**Directions for this task**
Exactly reproduce all the records, keeping pictures out of the copy.

───── Records for this exercise ─────

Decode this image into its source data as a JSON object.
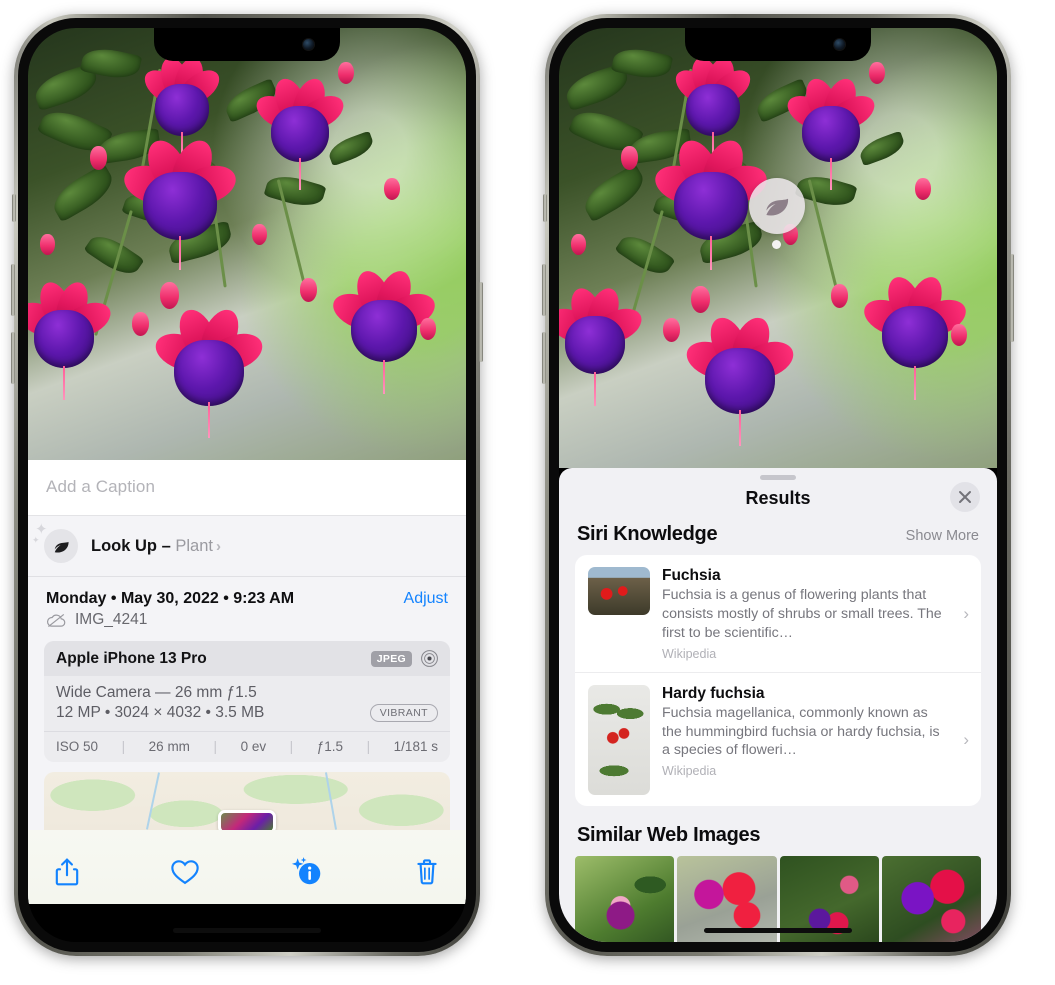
{
  "left_phone": {
    "photo": {
      "alt": "fuchsia-flowers-hanging-basket"
    },
    "caption_field": {
      "placeholder": "Add a Caption",
      "value": ""
    },
    "look_up": {
      "icon": "leaf-icon",
      "sparkle_icon": "sparkle-icon",
      "label": "Look Up – ",
      "subject": "Plant",
      "chevron": "›"
    },
    "meta": {
      "date": "Monday • May 30, 2022 • 9:23 AM",
      "adjust_label": "Adjust",
      "cloud_icon": "icloud-slash-icon",
      "filename": "IMG_4241"
    },
    "exif": {
      "device": "Apple iPhone 13 Pro",
      "format_badge": "JPEG",
      "aperture_icon": "aperture-icon",
      "lens_line": "Wide Camera — 26 mm ƒ1.5",
      "size_line": "12 MP • 3024 × 4032 • 3.5 MB",
      "style_badge": "VIBRANT",
      "stats": [
        "ISO 50",
        "26 mm",
        "0 ev",
        "ƒ1.5",
        "1/181 s"
      ],
      "stat_separator": "|"
    },
    "map": {
      "pin_label": "photo-location-pin"
    },
    "toolbar": [
      {
        "name": "share-icon",
        "label": "Share"
      },
      {
        "name": "heart-icon",
        "label": "Favorite"
      },
      {
        "name": "info-sparkle-icon",
        "label": "Info"
      },
      {
        "name": "trash-icon",
        "label": "Delete"
      }
    ],
    "toolbar_accent": "#1383fe"
  },
  "right_phone": {
    "photo": {
      "alt": "fuchsia-flowers-hanging-basket"
    },
    "lens_badge": {
      "icon": "leaf-icon",
      "label": "Visual Look Up"
    },
    "sheet": {
      "grabber": "drag-handle",
      "title": "Results",
      "close_icon": "close-icon"
    },
    "siri_knowledge": {
      "title": "Siri Knowledge",
      "action": "Show More",
      "items": [
        {
          "thumb": "fuchsia-red-flowers-thumb",
          "title": "Fuchsia",
          "description": "Fuchsia is a genus of flowering plants that consists mostly of shrubs or small trees. The first to be scientific…",
          "source": "Wikipedia",
          "chevron": "›"
        },
        {
          "thumb": "hardy-fuchsia-specimen-thumb",
          "title": "Hardy fuchsia",
          "description": "Fuchsia magellanica, commonly known as the hummingbird fuchsia or hardy fuchsia, is a species of floweri…",
          "source": "Wikipedia",
          "chevron": "›"
        }
      ]
    },
    "similar_web_images": {
      "title": "Similar Web Images",
      "images": [
        {
          "name": "web-image-1",
          "alt": "magenta fuchsia with green leaves"
        },
        {
          "name": "web-image-2",
          "alt": "red and pink fuchsia closeup"
        },
        {
          "name": "web-image-3",
          "alt": "fuchsia bush with many blooms"
        },
        {
          "name": "web-image-4",
          "alt": "purple and red fuchsia cluster"
        }
      ]
    }
  },
  "colors": {
    "accent_blue": "#1383fe",
    "sheet_bg": "#f1f1f4",
    "card_bg": "#ffffff",
    "secondary_text": "#76767d",
    "muted_text": "#b0b0b6"
  }
}
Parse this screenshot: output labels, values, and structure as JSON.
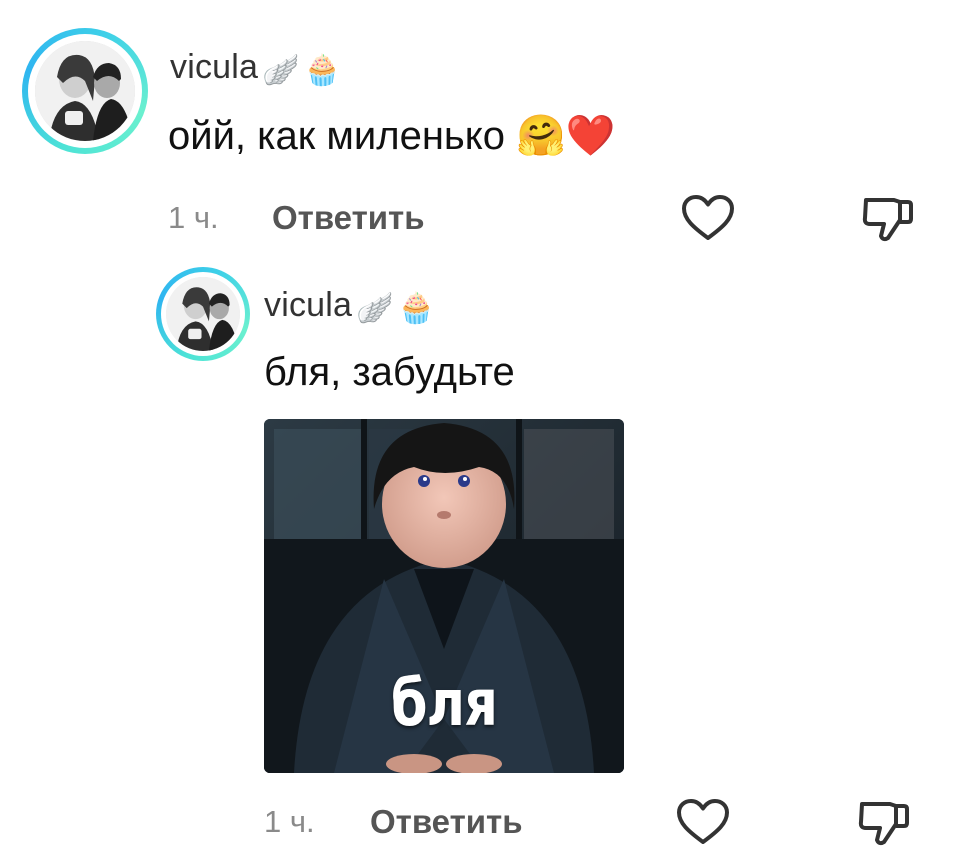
{
  "comments": [
    {
      "username": "vicula",
      "badges": [
        "🪽",
        "🧁"
      ],
      "text": "ойй, как миленько 🤗❤️",
      "time": "1 ч.",
      "reply_label": "Ответить"
    },
    {
      "username": "vicula",
      "badges": [
        "🪽",
        "🧁"
      ],
      "text": "бля, забудьте",
      "gif_caption": "бля",
      "time": "1 ч.",
      "reply_label": "Ответить"
    }
  ],
  "icons": {
    "like": "heart-outline-icon",
    "dislike": "thumbs-down-icon"
  },
  "colors": {
    "avatar_ring": "#3ed0e8",
    "time_text": "#8a8a8a",
    "reply_text": "#555555",
    "icon_stroke": "#333333"
  }
}
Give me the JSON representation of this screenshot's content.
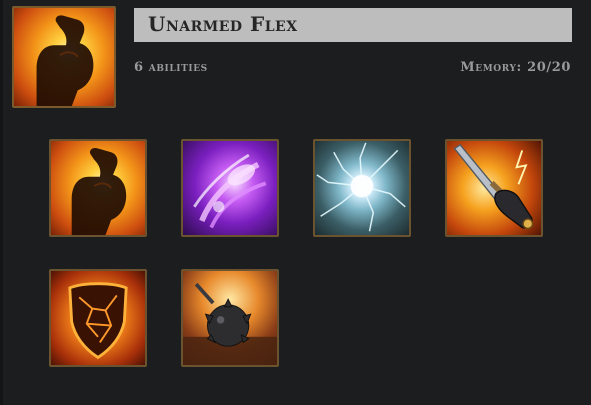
{
  "set": {
    "title": "Unarmed Flex",
    "ability_count_label": "6 abilities",
    "memory_label": "Memory: 20/20",
    "icon": "flexed-arm-icon"
  },
  "abilities": [
    {
      "icon": "flexed-arm-icon"
    },
    {
      "icon": "arcane-energy-icon"
    },
    {
      "icon": "lightning-burst-icon"
    },
    {
      "icon": "gauntlet-sword-icon"
    },
    {
      "icon": "molten-shield-icon"
    },
    {
      "icon": "spiked-bomb-icon"
    }
  ],
  "colors": {
    "background": "#1c1d1f",
    "title_bar": "#bdbdbd",
    "title_text": "#262626",
    "meta_text": "#9a9a9a",
    "slot_border": "#6b5330"
  }
}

─────

**Task output**
Decode this image into its source data as a JSON object.
{
  "left_phone": {
    "photo": {
      "alt": "fuchsia-flowers-hanging-basket"
    },
    "caption_field": {
      "placeholder": "Add a Caption",
      "value": ""
    },
    "look_up": {
      "icon": "leaf-icon",
      "sparkle_icon": "sparkle-icon",
      "label": "Look Up – ",
      "subject": "Plant",
      "chevron": "›"
    },
    "meta": {
      "date": "Monday • May 30, 2022 • 9:23 AM",
      "adjust_label": "Adjust",
      "cloud_icon": "icloud-slash-icon",
      "filename": "IMG_4241"
    },
    "exif": {
      "device": "Apple iPhone 13 Pro",
      "format_badge": "JPEG",
      "aperture_icon": "aperture-icon",
      "lens_line": "Wide Camera — 26 mm ƒ1.5",
      "size_line": "12 MP • 3024 × 4032 • 3.5 MB",
      "style_badge": "VIBRANT",
      "stats": [
        "ISO 50",
        "26 mm",
        "0 ev",
        "ƒ1.5",
        "1/181 s"
      ],
      "stat_separator": "|"
    },
    "map": {
      "pin_label": "photo-location-pin"
    },
    "toolbar": [
      {
        "name": "share-icon",
        "label": "Share"
      },
      {
        "name": "heart-icon",
        "label": "Favorite"
      },
      {
        "name": "info-sparkle-icon",
        "label": "Info"
      },
      {
        "name": "trash-icon",
        "label": "Delete"
      }
    ],
    "toolbar_accent": "#1383fe"
  },
  "right_phone": {
    "photo": {
      "alt": "fuchsia-flowers-hanging-basket"
    },
    "lens_badge": {
      "icon": "leaf-icon",
      "label": "Visual Look Up"
    },
    "sheet": {
      "grabber": "drag-handle",
      "title": "Results",
      "close_icon": "close-icon"
    },
    "siri_knowledge": {
      "title": "Siri Knowledge",
      "action": "Show More",
      "items": [
        {
          "thumb": "fuchsia-red-flowers-thumb",
          "title": "Fuchsia",
          "description": "Fuchsia is a genus of flowering plants that consists mostly of shrubs or small trees. The first to be scientific…",
          "source": "Wikipedia",
          "chevron": "›"
        },
        {
          "thumb": "hardy-fuchsia-specimen-thumb",
          "title": "Hardy fuchsia",
          "description": "Fuchsia magellanica, commonly known as the hummingbird fuchsia or hardy fuchsia, is a species of floweri…",
          "source": "Wikipedia",
          "chevron": "›"
        }
      ]
    },
    "similar_web_images": {
      "title": "Similar Web Images",
      "images": [
        {
          "name": "web-image-1",
          "alt": "magenta fuchsia with green leaves"
        },
        {
          "name": "web-image-2",
          "alt": "red and pink fuchsia closeup"
        },
        {
          "name": "web-image-3",
          "alt": "fuchsia bush with many blooms"
        },
        {
          "name": "web-image-4",
          "alt": "purple and red fuchsia cluster"
        }
      ]
    }
  },
  "colors": {
    "accent_blue": "#1383fe",
    "sheet_bg": "#f1f1f4",
    "card_bg": "#ffffff",
    "secondary_text": "#76767d",
    "muted_text": "#b0b0b6"
  }
}
Parse this screenshot: output labels, values, and structure as JSON.
{
  "comments": [
    {
      "username": "vicula",
      "badges": [
        "🪽",
        "🧁"
      ],
      "text": "ойй, как миленько 🤗❤️",
      "time": "1 ч.",
      "reply_label": "Ответить"
    },
    {
      "username": "vicula",
      "badges": [
        "🪽",
        "🧁"
      ],
      "text": "бля, забудьте",
      "gif_caption": "бля",
      "time": "1 ч.",
      "reply_label": "Ответить"
    }
  ],
  "icons": {
    "like": "heart-outline-icon",
    "dislike": "thumbs-down-icon"
  },
  "colors": {
    "avatar_ring": "#3ed0e8",
    "time_text": "#8a8a8a",
    "reply_text": "#555555",
    "icon_stroke": "#333333"
  }
}
Give me the JSON representation of this screenshot's content.
{
  "set": {
    "title": "Unarmed Flex",
    "ability_count_label": "6 abilities",
    "memory_label": "Memory: 20/20",
    "icon": "flexed-arm-icon"
  },
  "abilities": [
    {
      "icon": "flexed-arm-icon"
    },
    {
      "icon": "arcane-energy-icon"
    },
    {
      "icon": "lightning-burst-icon"
    },
    {
      "icon": "gauntlet-sword-icon"
    },
    {
      "icon": "molten-shield-icon"
    },
    {
      "icon": "spiked-bomb-icon"
    }
  ],
  "colors": {
    "background": "#1c1d1f",
    "title_bar": "#bdbdbd",
    "title_text": "#262626",
    "meta_text": "#9a9a9a",
    "slot_border": "#6b5330"
  }
}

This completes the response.